▸ **WRITTEN REQUEST**
Work out how many lines of the records hold the string "this", and reply with that number alone.

** Begin **

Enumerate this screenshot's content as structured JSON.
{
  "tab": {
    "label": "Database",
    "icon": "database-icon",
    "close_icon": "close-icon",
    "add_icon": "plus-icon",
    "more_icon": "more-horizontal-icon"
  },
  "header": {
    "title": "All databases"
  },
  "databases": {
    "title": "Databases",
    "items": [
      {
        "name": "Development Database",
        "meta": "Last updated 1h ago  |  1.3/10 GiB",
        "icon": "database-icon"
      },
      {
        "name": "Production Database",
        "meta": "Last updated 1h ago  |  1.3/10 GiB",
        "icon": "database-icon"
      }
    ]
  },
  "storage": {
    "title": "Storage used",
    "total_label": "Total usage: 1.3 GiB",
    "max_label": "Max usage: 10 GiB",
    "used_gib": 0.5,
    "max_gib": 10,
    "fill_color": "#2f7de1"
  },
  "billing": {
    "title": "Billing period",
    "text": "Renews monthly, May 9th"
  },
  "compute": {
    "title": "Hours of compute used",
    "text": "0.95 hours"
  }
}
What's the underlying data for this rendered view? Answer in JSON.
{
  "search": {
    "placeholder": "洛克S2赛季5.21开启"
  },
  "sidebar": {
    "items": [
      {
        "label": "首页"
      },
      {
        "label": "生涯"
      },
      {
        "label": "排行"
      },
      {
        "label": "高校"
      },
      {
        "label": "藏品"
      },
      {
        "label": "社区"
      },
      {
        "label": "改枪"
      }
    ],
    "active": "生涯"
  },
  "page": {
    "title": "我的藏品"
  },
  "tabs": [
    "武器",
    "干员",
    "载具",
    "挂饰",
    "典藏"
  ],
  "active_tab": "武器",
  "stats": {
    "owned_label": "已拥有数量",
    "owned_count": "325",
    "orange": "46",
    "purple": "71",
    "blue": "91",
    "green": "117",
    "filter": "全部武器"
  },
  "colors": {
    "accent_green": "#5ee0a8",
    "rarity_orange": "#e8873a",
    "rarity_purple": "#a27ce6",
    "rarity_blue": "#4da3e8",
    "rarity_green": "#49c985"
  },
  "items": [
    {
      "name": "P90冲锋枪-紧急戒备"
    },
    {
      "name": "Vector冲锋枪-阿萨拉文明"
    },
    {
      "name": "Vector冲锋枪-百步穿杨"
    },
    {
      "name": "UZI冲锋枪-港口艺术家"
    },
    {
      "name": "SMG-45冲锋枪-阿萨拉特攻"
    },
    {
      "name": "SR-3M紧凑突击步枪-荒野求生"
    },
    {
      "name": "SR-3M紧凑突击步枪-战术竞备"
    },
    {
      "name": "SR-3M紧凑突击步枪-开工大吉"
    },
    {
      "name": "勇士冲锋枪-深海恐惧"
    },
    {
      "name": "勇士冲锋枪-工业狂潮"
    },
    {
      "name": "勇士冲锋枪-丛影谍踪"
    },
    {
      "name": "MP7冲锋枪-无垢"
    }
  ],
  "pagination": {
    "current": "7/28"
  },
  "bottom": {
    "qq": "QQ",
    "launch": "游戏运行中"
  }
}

** End **

▸ **TASK RESULT**
2